> _REQUEST_:
Below are the records; reproduce all of them exactly but without any images.

> _RECORDS SUPPLIED_:

■ ■ ■ ■ ■

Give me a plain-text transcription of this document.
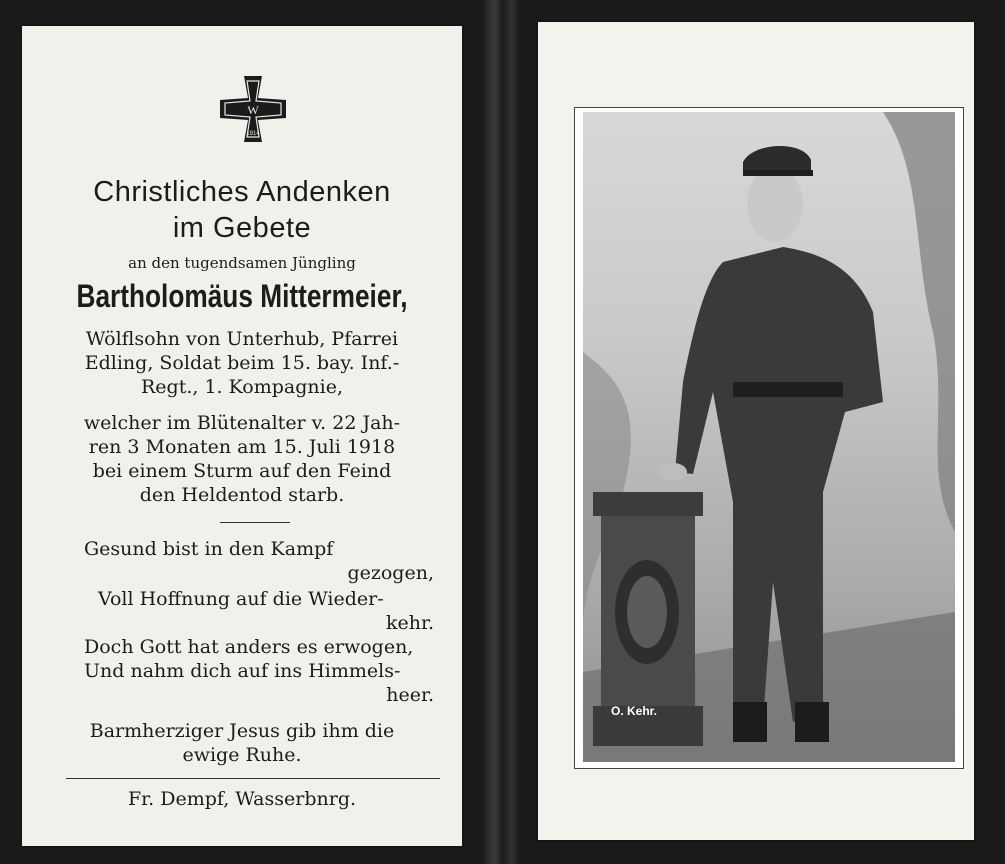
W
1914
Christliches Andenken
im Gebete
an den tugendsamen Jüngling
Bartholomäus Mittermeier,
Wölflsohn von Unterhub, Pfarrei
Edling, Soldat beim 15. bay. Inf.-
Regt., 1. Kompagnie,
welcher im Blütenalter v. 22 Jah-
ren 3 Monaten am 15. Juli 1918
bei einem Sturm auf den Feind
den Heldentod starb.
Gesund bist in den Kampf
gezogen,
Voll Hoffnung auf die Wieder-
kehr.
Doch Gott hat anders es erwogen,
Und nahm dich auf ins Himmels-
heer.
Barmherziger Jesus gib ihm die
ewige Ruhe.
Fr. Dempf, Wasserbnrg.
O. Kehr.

■ ■ ■ ■ ■

> _WRITTEN RESPONSE_:
Give me a plain-text transcription of this document.
W
1914
Christliches Andenken
im Gebete
an den tugendsamen Jüngling
Bartholomäus Mittermeier,
Wölflsohn von Unterhub, Pfarrei
Edling, Soldat beim 15. bay. Inf.-
Regt., 1. Kompagnie,
welcher im Blütenalter v. 22 Jah-
ren 3 Monaten am 15. Juli 1918
bei einem Sturm auf den Feind
den Heldentod starb.
Gesund bist in den Kampf
gezogen,
Voll Hoffnung auf die Wieder-
kehr.
Doch Gott hat anders es erwogen,
Und nahm dich auf ins Himmels-
heer.
Barmherziger Jesus gib ihm die
ewige Ruhe.
Fr. Dempf, Wasserbnrg.
O. Kehr.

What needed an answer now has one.